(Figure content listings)
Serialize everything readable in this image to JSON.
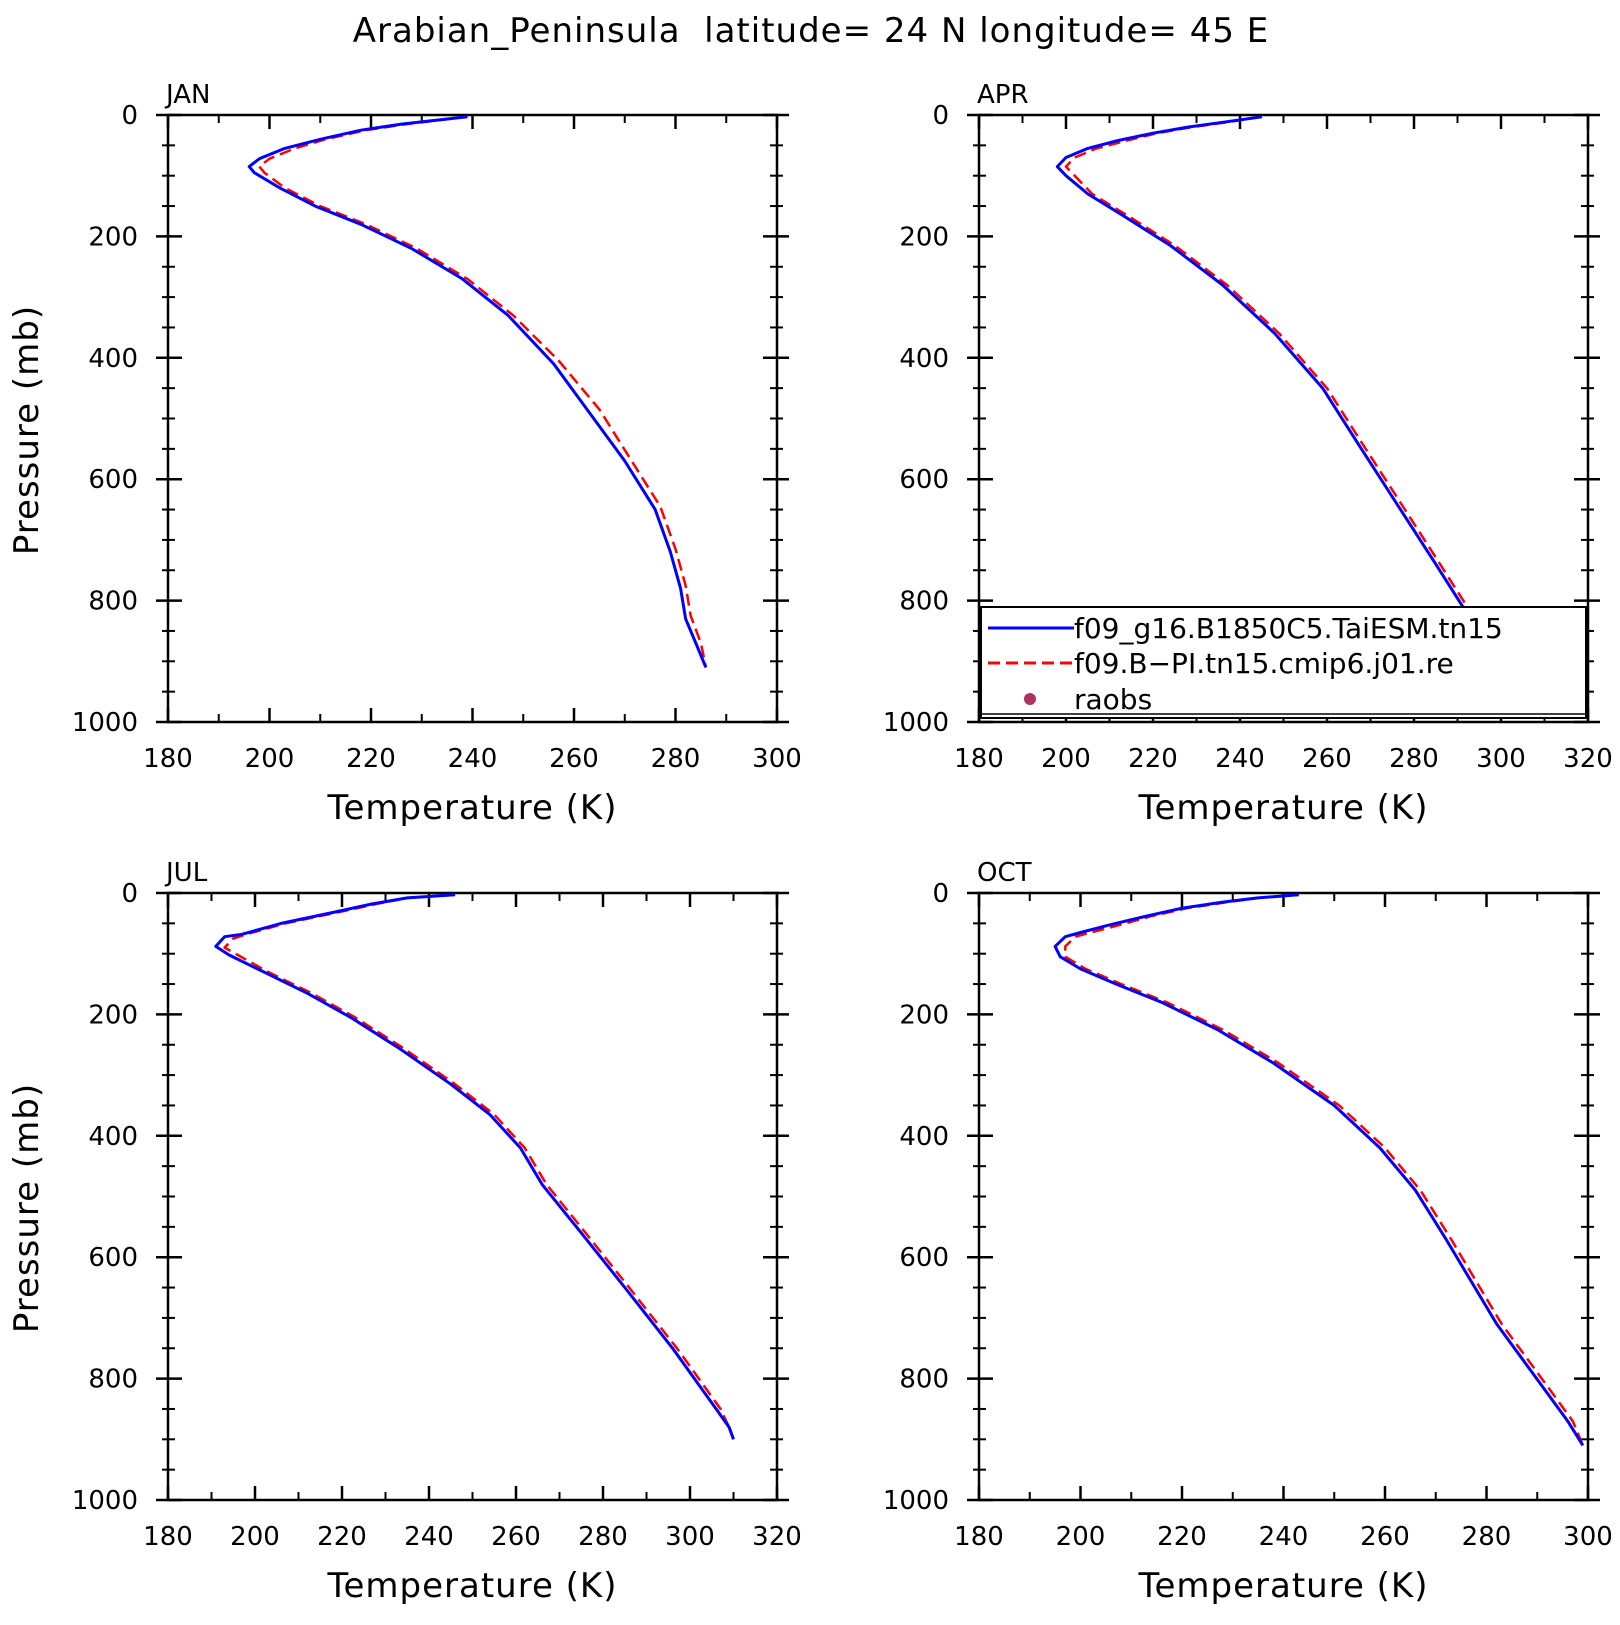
{
  "figure": {
    "title": "Arabian_Peninsula  latitude= 24 N longitude= 45 E"
  },
  "legend": {
    "entries": [
      {
        "label": "f09_g16.B1850C5.TaiESM.tn15",
        "color": "#0000ff",
        "style": "solid"
      },
      {
        "label": "f09.B−PI.tn15.cmip6.j01.re",
        "color": "#ff0000",
        "style": "dashed"
      },
      {
        "label": "raobs",
        "color": "#b03060",
        "style": "dot"
      }
    ],
    "placement": "lower-right of APR panel"
  },
  "chart_data": [
    {
      "type": "line",
      "panel": "JAN",
      "xlabel": "Temperature (K)",
      "ylabel": "Pressure (mb)",
      "xlim": [
        180,
        300
      ],
      "xticks": [
        180,
        200,
        220,
        240,
        260,
        280,
        300
      ],
      "ylim": [
        0,
        1000
      ],
      "yticks": [
        0,
        200,
        400,
        600,
        800,
        1000
      ],
      "y_inverted": true,
      "grid": false,
      "series": [
        {
          "name": "f09_g16.B1850C5.TaiESM.tn15",
          "color": "#0000ff",
          "points": [
            [
              239,
              3
            ],
            [
              226,
              15
            ],
            [
              218,
              25
            ],
            [
              210,
              40
            ],
            [
              203,
              55
            ],
            [
              198,
              72
            ],
            [
              196,
              85
            ],
            [
              197,
              95
            ],
            [
              202,
              120
            ],
            [
              209,
              150
            ],
            [
              218,
              180
            ],
            [
              228,
              220
            ],
            [
              238,
              270
            ],
            [
              247,
              330
            ],
            [
              256,
              410
            ],
            [
              263,
              490
            ],
            [
              270,
              570
            ],
            [
              276,
              650
            ],
            [
              279,
              720
            ],
            [
              281,
              780
            ],
            [
              282,
              830
            ],
            [
              284,
              870
            ],
            [
              286,
              910
            ]
          ]
        },
        {
          "name": "f09.B−PI.tn15.cmip6.j01.re",
          "color": "#ff0000",
          "points": [
            [
              239,
              3
            ],
            [
              227,
              15
            ],
            [
              219,
              25
            ],
            [
              211,
              40
            ],
            [
              205,
              55
            ],
            [
              200,
              72
            ],
            [
              198,
              85
            ],
            [
              199,
              95
            ],
            [
              203,
              120
            ],
            [
              210,
              150
            ],
            [
              219,
              180
            ],
            [
              229,
              220
            ],
            [
              239,
              270
            ],
            [
              248,
              330
            ],
            [
              257,
              405
            ],
            [
              265,
              485
            ],
            [
              271,
              565
            ],
            [
              277,
              645
            ],
            [
              280,
              715
            ],
            [
              282,
              775
            ],
            [
              283,
              825
            ],
            [
              285,
              870
            ],
            [
              286,
              910
            ]
          ]
        }
      ]
    },
    {
      "type": "line",
      "panel": "APR",
      "xlabel": "Temperature (K)",
      "ylabel": "",
      "xlim": [
        180,
        320
      ],
      "xticks": [
        180,
        200,
        220,
        240,
        260,
        280,
        300,
        320
      ],
      "ylim": [
        0,
        1000
      ],
      "yticks": [
        0,
        200,
        400,
        600,
        800,
        1000
      ],
      "y_inverted": true,
      "grid": false,
      "series": [
        {
          "name": "f09_g16.B1850C5.TaiESM.tn15",
          "color": "#0000ff",
          "points": [
            [
              245,
              3
            ],
            [
              236,
              12
            ],
            [
              228,
              20
            ],
            [
              220,
              30
            ],
            [
              212,
              42
            ],
            [
              205,
              55
            ],
            [
              200,
              70
            ],
            [
              198,
              85
            ],
            [
              200,
              100
            ],
            [
              205,
              130
            ],
            [
              213,
              165
            ],
            [
              224,
              215
            ],
            [
              236,
              280
            ],
            [
              248,
              360
            ],
            [
              259,
              450
            ],
            [
              267,
              540
            ],
            [
              276,
              640
            ],
            [
              285,
              740
            ],
            [
              293,
              830
            ],
            [
              298,
              880
            ],
            [
              301,
              905
            ]
          ]
        },
        {
          "name": "f09.B−PI.tn15.cmip6.j01.re",
          "color": "#ff0000",
          "points": [
            [
              245,
              3
            ],
            [
              237,
              12
            ],
            [
              229,
              20
            ],
            [
              221,
              30
            ],
            [
              214,
              42
            ],
            [
              207,
              55
            ],
            [
              202,
              70
            ],
            [
              200,
              85
            ],
            [
              202,
              100
            ],
            [
              206,
              130
            ],
            [
              214,
              165
            ],
            [
              225,
              215
            ],
            [
              237,
              280
            ],
            [
              249,
              360
            ],
            [
              260,
              450
            ],
            [
              268,
              540
            ],
            [
              277,
              640
            ],
            [
              286,
              740
            ],
            [
              294,
              830
            ],
            [
              299,
              880
            ],
            [
              301,
              905
            ]
          ]
        }
      ]
    },
    {
      "type": "line",
      "panel": "JUL",
      "xlabel": "Temperature (K)",
      "ylabel": "Pressure (mb)",
      "xlim": [
        180,
        320
      ],
      "xticks": [
        180,
        200,
        220,
        240,
        260,
        280,
        300,
        320
      ],
      "ylim": [
        0,
        1000
      ],
      "yticks": [
        0,
        200,
        400,
        600,
        800,
        1000
      ],
      "y_inverted": true,
      "grid": false,
      "series": [
        {
          "name": "f09_g16.B1850C5.TaiESM.tn15",
          "color": "#0000ff",
          "points": [
            [
              246,
              3
            ],
            [
              235,
              8
            ],
            [
              227,
              18
            ],
            [
              218,
              32
            ],
            [
              206,
              50
            ],
            [
              197,
              68
            ],
            [
              193,
              72
            ],
            [
              191,
              88
            ],
            [
              194,
              102
            ],
            [
              202,
              130
            ],
            [
              212,
              165
            ],
            [
              222,
              205
            ],
            [
              233,
              255
            ],
            [
              245,
              315
            ],
            [
              254,
              365
            ],
            [
              261,
              420
            ],
            [
              266,
              480
            ],
            [
              275,
              560
            ],
            [
              285,
              650
            ],
            [
              296,
              750
            ],
            [
              306,
              850
            ],
            [
              309,
              880
            ],
            [
              310,
              900
            ]
          ]
        },
        {
          "name": "f09.B−PI.tn15.cmip6.j01.re",
          "color": "#ff0000",
          "points": [
            [
              246,
              3
            ],
            [
              235,
              8
            ],
            [
              228,
              18
            ],
            [
              219,
              32
            ],
            [
              207,
              50
            ],
            [
              198,
              68
            ],
            [
              195,
              75
            ],
            [
              193,
              90
            ],
            [
              196,
              102
            ],
            [
              203,
              130
            ],
            [
              213,
              165
            ],
            [
              223,
              205
            ],
            [
              234,
              255
            ],
            [
              246,
              315
            ],
            [
              255,
              365
            ],
            [
              262,
              420
            ],
            [
              267,
              480
            ],
            [
              276,
              560
            ],
            [
              286,
              650
            ],
            [
              297,
              750
            ],
            [
              307,
              850
            ],
            [
              309,
              880
            ],
            [
              310,
              900
            ]
          ]
        }
      ]
    },
    {
      "type": "line",
      "panel": "OCT",
      "xlabel": "Temperature (K)",
      "ylabel": "",
      "xlim": [
        180,
        300
      ],
      "xticks": [
        180,
        200,
        220,
        240,
        260,
        280,
        300
      ],
      "ylim": [
        0,
        1000
      ],
      "yticks": [
        0,
        200,
        400,
        600,
        800,
        1000
      ],
      "y_inverted": true,
      "grid": false,
      "series": [
        {
          "name": "f09_g16.B1850C5.TaiESM.tn15",
          "color": "#0000ff",
          "points": [
            [
              243,
              3
            ],
            [
              235,
              8
            ],
            [
              228,
              15
            ],
            [
              220,
              25
            ],
            [
              213,
              38
            ],
            [
              206,
              52
            ],
            [
              200,
              65
            ],
            [
              197,
              72
            ],
            [
              195,
              88
            ],
            [
              196,
              105
            ],
            [
              200,
              125
            ],
            [
              207,
              150
            ],
            [
              216,
              180
            ],
            [
              227,
              225
            ],
            [
              238,
              280
            ],
            [
              250,
              350
            ],
            [
              259,
              420
            ],
            [
              266,
              490
            ],
            [
              272,
              570
            ],
            [
              277,
              640
            ],
            [
              282,
              710
            ],
            [
              289,
              790
            ],
            [
              296,
              870
            ],
            [
              299,
              910
            ]
          ]
        },
        {
          "name": "f09.B−PI.tn15.cmip6.j01.re",
          "color": "#ff0000",
          "points": [
            [
              243,
              3
            ],
            [
              235,
              8
            ],
            [
              229,
              15
            ],
            [
              221,
              25
            ],
            [
              214,
              38
            ],
            [
              208,
              52
            ],
            [
              202,
              65
            ],
            [
              199,
              72
            ],
            [
              197,
              88
            ],
            [
              197,
              105
            ],
            [
              201,
              125
            ],
            [
              208,
              150
            ],
            [
              217,
              180
            ],
            [
              228,
              225
            ],
            [
              239,
              280
            ],
            [
              251,
              350
            ],
            [
              260,
              420
            ],
            [
              267,
              490
            ],
            [
              273,
              570
            ],
            [
              278,
              640
            ],
            [
              283,
              710
            ],
            [
              290,
              790
            ],
            [
              297,
              870
            ],
            [
              299,
              910
            ]
          ]
        }
      ]
    }
  ]
}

-- EXERCISE --
Your answer should be only a number: how many lines of the data above contain the string "panel"?

-- RESULT OF THE EXERCISE --
5